-- Supplied entries --
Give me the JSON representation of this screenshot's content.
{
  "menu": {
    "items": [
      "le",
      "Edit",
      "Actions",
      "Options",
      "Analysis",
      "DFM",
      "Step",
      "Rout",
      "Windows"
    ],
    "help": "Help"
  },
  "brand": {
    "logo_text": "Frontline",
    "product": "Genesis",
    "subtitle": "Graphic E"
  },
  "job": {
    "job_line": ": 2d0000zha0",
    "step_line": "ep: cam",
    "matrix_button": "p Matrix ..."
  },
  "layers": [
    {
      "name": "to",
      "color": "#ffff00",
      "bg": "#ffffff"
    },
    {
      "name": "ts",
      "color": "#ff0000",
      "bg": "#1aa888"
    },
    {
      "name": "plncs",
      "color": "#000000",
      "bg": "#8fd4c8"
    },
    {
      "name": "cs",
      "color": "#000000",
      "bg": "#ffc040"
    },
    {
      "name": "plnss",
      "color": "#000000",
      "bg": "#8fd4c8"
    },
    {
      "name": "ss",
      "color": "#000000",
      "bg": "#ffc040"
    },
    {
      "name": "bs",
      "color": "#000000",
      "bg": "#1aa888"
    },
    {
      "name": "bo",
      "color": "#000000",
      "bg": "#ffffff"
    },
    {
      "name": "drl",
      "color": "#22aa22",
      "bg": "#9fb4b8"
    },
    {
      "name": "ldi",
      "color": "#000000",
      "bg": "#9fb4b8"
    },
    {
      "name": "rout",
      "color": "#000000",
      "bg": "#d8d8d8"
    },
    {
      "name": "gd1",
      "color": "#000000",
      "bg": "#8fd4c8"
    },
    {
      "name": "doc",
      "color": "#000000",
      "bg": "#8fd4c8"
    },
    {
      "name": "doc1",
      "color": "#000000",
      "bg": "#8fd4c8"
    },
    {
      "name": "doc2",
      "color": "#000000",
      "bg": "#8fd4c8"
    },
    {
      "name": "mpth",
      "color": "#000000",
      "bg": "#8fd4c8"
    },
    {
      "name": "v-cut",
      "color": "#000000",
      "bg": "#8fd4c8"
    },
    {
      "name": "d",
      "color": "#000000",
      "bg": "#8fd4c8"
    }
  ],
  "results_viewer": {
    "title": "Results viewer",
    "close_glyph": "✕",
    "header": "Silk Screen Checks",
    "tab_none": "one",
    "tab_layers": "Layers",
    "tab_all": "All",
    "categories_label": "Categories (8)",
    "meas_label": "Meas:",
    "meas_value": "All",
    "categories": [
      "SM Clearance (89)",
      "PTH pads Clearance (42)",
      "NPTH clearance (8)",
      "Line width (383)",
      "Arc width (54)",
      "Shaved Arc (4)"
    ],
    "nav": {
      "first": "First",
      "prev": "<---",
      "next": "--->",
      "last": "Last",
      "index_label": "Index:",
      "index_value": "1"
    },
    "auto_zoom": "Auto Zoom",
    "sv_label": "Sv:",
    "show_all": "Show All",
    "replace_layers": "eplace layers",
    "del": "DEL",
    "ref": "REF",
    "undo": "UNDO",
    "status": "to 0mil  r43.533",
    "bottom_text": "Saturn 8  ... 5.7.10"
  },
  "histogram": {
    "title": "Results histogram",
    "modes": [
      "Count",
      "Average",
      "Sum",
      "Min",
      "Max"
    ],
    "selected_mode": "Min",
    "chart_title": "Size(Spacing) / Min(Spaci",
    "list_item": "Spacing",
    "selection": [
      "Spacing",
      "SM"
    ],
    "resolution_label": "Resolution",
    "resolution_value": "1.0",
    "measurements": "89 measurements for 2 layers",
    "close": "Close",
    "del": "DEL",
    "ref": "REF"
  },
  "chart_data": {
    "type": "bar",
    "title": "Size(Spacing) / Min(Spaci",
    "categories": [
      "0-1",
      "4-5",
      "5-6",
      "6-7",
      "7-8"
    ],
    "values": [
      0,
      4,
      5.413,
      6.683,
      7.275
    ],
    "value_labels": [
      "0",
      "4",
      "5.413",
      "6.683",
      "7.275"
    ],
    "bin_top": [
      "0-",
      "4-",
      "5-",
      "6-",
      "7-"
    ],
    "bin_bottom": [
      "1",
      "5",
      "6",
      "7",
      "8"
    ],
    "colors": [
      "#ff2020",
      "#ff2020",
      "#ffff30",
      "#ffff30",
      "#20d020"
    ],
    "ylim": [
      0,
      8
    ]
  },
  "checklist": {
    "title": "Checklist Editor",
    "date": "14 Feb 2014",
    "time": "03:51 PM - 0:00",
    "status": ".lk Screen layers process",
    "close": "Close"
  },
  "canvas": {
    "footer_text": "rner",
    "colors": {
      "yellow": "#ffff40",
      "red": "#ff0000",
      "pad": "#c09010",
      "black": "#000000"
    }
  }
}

-- Task brief --
Retype each entry without altering a single word.

-- Written answer --
Give me the JSON representation of this screenshot's content.
{
  "menu": {
    "items": [
      "le",
      "Edit",
      "Actions",
      "Options",
      "Analysis",
      "DFM",
      "Step",
      "Rout",
      "Windows"
    ],
    "help": "Help"
  },
  "brand": {
    "logo_text": "Frontline",
    "product": "Genesis",
    "subtitle": "Graphic E"
  },
  "job": {
    "job_line": ": 2d0000zha0",
    "step_line": "ep: cam",
    "matrix_button": "p Matrix ..."
  },
  "layers": [
    {
      "name": "to",
      "color": "#ffff00",
      "bg": "#ffffff"
    },
    {
      "name": "ts",
      "color": "#ff0000",
      "bg": "#1aa888"
    },
    {
      "name": "plncs",
      "color": "#000000",
      "bg": "#8fd4c8"
    },
    {
      "name": "cs",
      "color": "#000000",
      "bg": "#ffc040"
    },
    {
      "name": "plnss",
      "color": "#000000",
      "bg": "#8fd4c8"
    },
    {
      "name": "ss",
      "color": "#000000",
      "bg": "#ffc040"
    },
    {
      "name": "bs",
      "color": "#000000",
      "bg": "#1aa888"
    },
    {
      "name": "bo",
      "color": "#000000",
      "bg": "#ffffff"
    },
    {
      "name": "drl",
      "color": "#22aa22",
      "bg": "#9fb4b8"
    },
    {
      "name": "ldi",
      "color": "#000000",
      "bg": "#9fb4b8"
    },
    {
      "name": "rout",
      "color": "#000000",
      "bg": "#d8d8d8"
    },
    {
      "name": "gd1",
      "color": "#000000",
      "bg": "#8fd4c8"
    },
    {
      "name": "doc",
      "color": "#000000",
      "bg": "#8fd4c8"
    },
    {
      "name": "doc1",
      "color": "#000000",
      "bg": "#8fd4c8"
    },
    {
      "name": "doc2",
      "color": "#000000",
      "bg": "#8fd4c8"
    },
    {
      "name": "mpth",
      "color": "#000000",
      "bg": "#8fd4c8"
    },
    {
      "name": "v-cut",
      "color": "#000000",
      "bg": "#8fd4c8"
    },
    {
      "name": "d",
      "color": "#000000",
      "bg": "#8fd4c8"
    }
  ],
  "results_viewer": {
    "title": "Results viewer",
    "close_glyph": "✕",
    "header": "Silk Screen Checks",
    "tab_none": "one",
    "tab_layers": "Layers",
    "tab_all": "All",
    "categories_label": "Categories (8)",
    "meas_label": "Meas:",
    "meas_value": "All",
    "categories": [
      "SM Clearance (89)",
      "PTH pads Clearance (42)",
      "NPTH clearance (8)",
      "Line width (383)",
      "Arc width (54)",
      "Shaved Arc (4)"
    ],
    "nav": {
      "first": "First",
      "prev": "<---",
      "next": "--->",
      "last": "Last",
      "index_label": "Index:",
      "index_value": "1"
    },
    "auto_zoom": "Auto Zoom",
    "sv_label": "Sv:",
    "show_all": "Show All",
    "replace_layers": "eplace layers",
    "del": "DEL",
    "ref": "REF",
    "undo": "UNDO",
    "status": "to 0mil  r43.533",
    "bottom_text": "Saturn 8  ... 5.7.10"
  },
  "histogram": {
    "title": "Results histogram",
    "modes": [
      "Count",
      "Average",
      "Sum",
      "Min",
      "Max"
    ],
    "selected_mode": "Min",
    "chart_title": "Size(Spacing) / Min(Spaci",
    "list_item": "Spacing",
    "selection": [
      "Spacing",
      "SM"
    ],
    "resolution_label": "Resolution",
    "resolution_value": "1.0",
    "measurements": "89 measurements for 2 layers",
    "close": "Close",
    "del": "DEL",
    "ref": "REF"
  },
  "chart_data": {
    "type": "bar",
    "title": "Size(Spacing) / Min(Spaci",
    "categories": [
      "0-1",
      "4-5",
      "5-6",
      "6-7",
      "7-8"
    ],
    "values": [
      0,
      4,
      5.413,
      6.683,
      7.275
    ],
    "value_labels": [
      "0",
      "4",
      "5.413",
      "6.683",
      "7.275"
    ],
    "bin_top": [
      "0-",
      "4-",
      "5-",
      "6-",
      "7-"
    ],
    "bin_bottom": [
      "1",
      "5",
      "6",
      "7",
      "8"
    ],
    "colors": [
      "#ff2020",
      "#ff2020",
      "#ffff30",
      "#ffff30",
      "#20d020"
    ],
    "ylim": [
      0,
      8
    ]
  },
  "checklist": {
    "title": "Checklist Editor",
    "date": "14 Feb 2014",
    "time": "03:51 PM - 0:00",
    "status": ".lk Screen layers process",
    "close": "Close"
  },
  "canvas": {
    "footer_text": "rner",
    "colors": {
      "yellow": "#ffff40",
      "red": "#ff0000",
      "pad": "#c09010",
      "black": "#000000"
    }
  }
}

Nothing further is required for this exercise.